__Entries__
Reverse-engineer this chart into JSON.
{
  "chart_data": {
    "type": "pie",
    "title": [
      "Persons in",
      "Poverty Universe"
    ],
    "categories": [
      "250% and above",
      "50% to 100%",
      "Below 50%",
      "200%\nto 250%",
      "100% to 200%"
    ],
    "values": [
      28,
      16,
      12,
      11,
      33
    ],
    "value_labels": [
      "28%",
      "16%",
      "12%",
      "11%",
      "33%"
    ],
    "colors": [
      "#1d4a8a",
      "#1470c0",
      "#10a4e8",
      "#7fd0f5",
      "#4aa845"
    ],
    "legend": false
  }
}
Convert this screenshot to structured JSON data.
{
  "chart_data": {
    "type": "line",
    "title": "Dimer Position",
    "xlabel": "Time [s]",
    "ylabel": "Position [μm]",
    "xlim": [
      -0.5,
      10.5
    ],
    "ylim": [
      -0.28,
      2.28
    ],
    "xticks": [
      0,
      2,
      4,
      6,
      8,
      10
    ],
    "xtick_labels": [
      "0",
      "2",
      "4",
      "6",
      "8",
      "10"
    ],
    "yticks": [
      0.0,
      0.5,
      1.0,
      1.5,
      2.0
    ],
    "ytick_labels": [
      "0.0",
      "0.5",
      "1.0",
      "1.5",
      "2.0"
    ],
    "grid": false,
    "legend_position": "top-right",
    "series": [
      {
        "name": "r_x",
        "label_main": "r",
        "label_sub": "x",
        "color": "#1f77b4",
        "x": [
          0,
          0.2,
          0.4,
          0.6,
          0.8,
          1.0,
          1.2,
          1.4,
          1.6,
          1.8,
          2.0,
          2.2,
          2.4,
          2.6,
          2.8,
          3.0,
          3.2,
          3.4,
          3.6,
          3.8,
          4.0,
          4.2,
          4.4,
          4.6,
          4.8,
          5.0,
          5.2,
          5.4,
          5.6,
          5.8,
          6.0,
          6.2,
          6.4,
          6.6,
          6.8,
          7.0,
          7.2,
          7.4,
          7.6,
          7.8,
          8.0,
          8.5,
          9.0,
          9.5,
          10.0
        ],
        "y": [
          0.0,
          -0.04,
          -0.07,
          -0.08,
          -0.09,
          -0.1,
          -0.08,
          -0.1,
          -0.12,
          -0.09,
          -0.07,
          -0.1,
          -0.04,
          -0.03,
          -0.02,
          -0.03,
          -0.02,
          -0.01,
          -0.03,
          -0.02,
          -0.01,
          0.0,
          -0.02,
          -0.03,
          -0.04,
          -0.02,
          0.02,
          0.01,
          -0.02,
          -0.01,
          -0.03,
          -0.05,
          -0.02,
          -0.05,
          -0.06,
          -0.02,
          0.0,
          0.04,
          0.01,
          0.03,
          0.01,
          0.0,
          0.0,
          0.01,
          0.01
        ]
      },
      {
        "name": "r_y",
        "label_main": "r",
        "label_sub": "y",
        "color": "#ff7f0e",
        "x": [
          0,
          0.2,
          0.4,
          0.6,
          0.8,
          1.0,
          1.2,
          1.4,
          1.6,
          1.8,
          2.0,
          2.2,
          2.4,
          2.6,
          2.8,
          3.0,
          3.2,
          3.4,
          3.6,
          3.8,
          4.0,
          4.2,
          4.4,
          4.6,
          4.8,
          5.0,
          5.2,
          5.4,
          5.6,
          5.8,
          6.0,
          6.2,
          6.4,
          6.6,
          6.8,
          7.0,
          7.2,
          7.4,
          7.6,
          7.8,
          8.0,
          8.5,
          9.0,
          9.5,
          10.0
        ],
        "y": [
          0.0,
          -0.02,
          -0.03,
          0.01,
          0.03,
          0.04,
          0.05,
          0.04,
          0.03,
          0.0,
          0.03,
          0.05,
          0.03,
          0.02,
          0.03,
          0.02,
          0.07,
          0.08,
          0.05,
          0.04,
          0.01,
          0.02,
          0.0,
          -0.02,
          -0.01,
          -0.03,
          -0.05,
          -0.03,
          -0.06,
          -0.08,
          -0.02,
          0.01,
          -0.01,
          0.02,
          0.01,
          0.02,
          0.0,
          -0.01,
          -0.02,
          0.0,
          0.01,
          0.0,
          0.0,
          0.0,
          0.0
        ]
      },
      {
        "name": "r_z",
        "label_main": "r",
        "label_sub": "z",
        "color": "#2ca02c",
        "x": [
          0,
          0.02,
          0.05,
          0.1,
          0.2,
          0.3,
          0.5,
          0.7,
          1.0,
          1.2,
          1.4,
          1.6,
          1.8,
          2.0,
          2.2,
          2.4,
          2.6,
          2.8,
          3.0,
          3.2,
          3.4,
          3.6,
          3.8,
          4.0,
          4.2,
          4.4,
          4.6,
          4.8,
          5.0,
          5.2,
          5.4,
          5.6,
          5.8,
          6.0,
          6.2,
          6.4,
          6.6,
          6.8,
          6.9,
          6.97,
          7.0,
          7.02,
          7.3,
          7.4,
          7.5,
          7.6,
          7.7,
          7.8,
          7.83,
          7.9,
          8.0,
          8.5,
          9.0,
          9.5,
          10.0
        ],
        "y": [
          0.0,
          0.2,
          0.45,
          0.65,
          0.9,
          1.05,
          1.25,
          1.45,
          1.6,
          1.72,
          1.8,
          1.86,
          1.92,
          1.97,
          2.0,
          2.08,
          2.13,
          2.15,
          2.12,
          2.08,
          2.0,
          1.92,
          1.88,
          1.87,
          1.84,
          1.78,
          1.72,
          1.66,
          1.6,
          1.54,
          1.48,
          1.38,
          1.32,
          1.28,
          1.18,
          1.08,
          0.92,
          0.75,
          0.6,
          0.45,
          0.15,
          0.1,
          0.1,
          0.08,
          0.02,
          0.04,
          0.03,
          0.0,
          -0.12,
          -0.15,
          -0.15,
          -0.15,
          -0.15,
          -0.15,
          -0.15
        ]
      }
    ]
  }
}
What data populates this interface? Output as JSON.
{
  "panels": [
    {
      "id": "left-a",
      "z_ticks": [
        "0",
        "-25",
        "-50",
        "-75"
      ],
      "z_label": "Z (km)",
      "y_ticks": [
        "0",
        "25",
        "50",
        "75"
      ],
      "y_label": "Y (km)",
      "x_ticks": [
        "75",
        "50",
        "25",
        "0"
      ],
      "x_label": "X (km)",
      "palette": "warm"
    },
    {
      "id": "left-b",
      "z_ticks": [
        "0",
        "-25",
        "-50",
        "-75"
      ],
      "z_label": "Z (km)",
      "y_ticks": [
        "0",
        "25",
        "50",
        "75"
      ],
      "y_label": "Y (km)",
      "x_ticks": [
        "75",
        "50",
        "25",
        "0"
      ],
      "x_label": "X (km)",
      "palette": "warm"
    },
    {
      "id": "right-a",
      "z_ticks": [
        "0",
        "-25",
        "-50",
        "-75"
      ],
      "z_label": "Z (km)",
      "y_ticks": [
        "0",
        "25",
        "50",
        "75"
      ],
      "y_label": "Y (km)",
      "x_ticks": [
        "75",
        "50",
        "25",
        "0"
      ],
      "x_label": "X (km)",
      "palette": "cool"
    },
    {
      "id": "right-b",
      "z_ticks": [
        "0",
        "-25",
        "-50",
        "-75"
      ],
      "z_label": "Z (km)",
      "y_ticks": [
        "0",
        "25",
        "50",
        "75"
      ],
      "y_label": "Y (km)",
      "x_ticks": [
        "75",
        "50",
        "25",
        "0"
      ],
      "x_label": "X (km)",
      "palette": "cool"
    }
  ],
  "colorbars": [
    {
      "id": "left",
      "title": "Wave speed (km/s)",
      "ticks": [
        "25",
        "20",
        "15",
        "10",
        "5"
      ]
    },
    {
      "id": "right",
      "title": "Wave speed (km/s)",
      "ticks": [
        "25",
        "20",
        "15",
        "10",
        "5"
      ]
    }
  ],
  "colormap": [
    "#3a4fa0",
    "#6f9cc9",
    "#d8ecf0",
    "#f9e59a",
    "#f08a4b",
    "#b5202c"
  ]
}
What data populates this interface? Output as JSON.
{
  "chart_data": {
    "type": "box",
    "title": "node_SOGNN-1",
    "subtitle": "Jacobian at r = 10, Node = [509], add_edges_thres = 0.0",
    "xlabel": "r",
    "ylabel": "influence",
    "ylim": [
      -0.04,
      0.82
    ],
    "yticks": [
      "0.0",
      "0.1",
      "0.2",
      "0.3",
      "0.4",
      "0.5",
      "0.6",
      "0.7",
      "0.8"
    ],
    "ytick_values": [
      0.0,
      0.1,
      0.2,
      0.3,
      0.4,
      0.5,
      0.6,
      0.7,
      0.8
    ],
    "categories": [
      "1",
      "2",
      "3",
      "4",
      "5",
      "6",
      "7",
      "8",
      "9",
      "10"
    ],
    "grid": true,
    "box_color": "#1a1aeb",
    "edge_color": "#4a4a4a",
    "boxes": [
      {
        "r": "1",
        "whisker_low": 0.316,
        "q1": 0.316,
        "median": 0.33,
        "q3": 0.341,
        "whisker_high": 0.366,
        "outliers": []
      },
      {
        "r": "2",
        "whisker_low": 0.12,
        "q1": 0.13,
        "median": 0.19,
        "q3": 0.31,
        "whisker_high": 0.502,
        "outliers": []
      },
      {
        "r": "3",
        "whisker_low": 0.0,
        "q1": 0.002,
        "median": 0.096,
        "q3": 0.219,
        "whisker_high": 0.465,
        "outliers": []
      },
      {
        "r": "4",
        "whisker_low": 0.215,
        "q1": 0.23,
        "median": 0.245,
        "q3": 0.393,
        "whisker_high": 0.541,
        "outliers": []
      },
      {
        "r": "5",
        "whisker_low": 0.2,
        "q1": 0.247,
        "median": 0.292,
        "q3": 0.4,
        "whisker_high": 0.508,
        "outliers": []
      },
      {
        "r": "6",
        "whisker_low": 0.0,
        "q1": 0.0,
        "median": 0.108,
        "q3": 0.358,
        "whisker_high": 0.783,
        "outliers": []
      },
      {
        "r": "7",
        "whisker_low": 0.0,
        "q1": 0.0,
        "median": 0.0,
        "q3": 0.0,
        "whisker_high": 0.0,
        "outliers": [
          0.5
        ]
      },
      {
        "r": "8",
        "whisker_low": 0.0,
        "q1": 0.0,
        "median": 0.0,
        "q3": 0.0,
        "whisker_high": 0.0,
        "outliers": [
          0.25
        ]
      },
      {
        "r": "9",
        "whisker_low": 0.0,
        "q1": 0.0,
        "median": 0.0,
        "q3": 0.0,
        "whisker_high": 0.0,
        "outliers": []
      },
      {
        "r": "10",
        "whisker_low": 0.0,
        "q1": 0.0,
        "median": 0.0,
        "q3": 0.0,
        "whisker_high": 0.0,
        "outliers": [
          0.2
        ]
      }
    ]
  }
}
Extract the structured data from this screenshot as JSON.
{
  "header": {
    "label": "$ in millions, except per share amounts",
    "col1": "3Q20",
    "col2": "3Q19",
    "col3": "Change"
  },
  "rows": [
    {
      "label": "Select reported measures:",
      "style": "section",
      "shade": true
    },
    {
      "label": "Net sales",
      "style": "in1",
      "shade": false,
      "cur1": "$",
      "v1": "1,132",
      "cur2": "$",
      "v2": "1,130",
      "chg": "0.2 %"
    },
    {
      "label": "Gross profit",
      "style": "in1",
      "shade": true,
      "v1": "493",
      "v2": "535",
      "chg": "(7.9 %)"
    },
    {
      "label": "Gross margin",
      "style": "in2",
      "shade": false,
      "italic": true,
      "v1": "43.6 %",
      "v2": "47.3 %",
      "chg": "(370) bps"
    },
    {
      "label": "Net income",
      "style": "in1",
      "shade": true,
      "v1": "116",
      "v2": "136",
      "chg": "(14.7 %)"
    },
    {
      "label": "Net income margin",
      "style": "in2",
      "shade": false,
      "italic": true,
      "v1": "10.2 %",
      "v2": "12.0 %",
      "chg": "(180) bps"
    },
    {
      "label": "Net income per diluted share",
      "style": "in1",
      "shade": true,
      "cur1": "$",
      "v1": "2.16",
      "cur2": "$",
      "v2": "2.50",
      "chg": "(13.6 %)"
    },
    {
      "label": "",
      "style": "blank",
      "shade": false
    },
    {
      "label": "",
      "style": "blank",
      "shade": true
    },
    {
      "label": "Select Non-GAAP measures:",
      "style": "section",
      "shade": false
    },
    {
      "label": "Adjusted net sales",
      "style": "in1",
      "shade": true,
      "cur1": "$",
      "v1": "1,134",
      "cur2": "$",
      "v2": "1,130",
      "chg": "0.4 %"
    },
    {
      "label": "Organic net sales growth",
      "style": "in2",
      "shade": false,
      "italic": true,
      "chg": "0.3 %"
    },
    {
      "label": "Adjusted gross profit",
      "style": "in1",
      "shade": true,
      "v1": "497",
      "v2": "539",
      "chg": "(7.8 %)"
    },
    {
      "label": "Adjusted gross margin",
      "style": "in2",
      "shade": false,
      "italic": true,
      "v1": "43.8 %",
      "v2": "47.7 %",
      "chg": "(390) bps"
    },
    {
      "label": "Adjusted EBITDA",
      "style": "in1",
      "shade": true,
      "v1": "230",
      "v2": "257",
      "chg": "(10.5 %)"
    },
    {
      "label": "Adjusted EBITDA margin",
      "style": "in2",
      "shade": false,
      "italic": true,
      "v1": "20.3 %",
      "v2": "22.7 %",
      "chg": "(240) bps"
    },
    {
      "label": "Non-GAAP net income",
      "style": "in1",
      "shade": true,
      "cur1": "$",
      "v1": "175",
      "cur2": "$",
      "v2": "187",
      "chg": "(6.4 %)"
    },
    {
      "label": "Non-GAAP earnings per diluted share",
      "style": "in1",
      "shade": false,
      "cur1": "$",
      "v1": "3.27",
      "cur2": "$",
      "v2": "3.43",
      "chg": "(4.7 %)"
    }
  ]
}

__Given exercise__
State how many lines hold the word "median". The number is the whole answer.

__Final result__
10